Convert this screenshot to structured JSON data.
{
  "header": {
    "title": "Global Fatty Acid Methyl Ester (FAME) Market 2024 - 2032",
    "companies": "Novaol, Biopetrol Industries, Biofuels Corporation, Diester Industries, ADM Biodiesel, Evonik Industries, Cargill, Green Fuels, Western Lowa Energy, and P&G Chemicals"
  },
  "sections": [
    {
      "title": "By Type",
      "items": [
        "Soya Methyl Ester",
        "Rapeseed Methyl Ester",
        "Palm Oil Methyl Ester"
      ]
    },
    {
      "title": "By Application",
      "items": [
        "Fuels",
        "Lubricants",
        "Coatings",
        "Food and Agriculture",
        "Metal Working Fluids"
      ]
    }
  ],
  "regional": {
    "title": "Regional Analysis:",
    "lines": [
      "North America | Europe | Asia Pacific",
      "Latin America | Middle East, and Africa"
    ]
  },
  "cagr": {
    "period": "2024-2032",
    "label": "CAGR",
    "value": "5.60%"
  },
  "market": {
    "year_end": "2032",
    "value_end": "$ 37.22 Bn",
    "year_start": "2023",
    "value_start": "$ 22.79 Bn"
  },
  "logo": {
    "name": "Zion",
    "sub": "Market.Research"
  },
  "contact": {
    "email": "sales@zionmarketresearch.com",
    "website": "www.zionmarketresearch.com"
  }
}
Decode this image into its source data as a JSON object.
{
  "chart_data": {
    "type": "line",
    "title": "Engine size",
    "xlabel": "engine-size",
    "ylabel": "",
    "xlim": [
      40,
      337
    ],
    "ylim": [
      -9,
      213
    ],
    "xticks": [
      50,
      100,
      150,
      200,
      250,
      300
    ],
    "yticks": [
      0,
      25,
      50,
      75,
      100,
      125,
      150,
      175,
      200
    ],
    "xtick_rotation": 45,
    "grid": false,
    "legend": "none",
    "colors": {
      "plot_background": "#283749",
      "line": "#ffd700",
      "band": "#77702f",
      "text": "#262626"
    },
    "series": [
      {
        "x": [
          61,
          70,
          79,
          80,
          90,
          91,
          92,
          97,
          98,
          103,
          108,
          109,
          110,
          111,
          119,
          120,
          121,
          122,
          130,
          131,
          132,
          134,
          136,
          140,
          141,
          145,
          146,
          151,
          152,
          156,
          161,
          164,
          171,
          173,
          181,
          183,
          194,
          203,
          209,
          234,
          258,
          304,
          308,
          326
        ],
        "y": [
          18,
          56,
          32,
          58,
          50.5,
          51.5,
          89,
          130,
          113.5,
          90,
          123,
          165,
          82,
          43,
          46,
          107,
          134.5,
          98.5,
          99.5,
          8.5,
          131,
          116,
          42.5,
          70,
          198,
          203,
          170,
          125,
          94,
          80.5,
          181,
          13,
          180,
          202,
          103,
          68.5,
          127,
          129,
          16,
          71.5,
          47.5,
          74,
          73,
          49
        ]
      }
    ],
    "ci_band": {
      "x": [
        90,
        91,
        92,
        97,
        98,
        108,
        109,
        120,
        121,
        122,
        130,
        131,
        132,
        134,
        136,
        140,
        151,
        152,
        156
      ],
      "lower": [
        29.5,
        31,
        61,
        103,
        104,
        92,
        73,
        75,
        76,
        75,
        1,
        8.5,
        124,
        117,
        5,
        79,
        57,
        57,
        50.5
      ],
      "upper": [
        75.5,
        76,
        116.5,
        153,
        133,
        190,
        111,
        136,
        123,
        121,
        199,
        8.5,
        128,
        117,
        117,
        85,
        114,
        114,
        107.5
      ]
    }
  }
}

- Your objective -
Copy every line of the entries above in which "zionmarketresearch" occurs.

- Exercise result -
    "email": "sales@zionmarketresearch.com",
    "website": "www.zionmarketresearch.com"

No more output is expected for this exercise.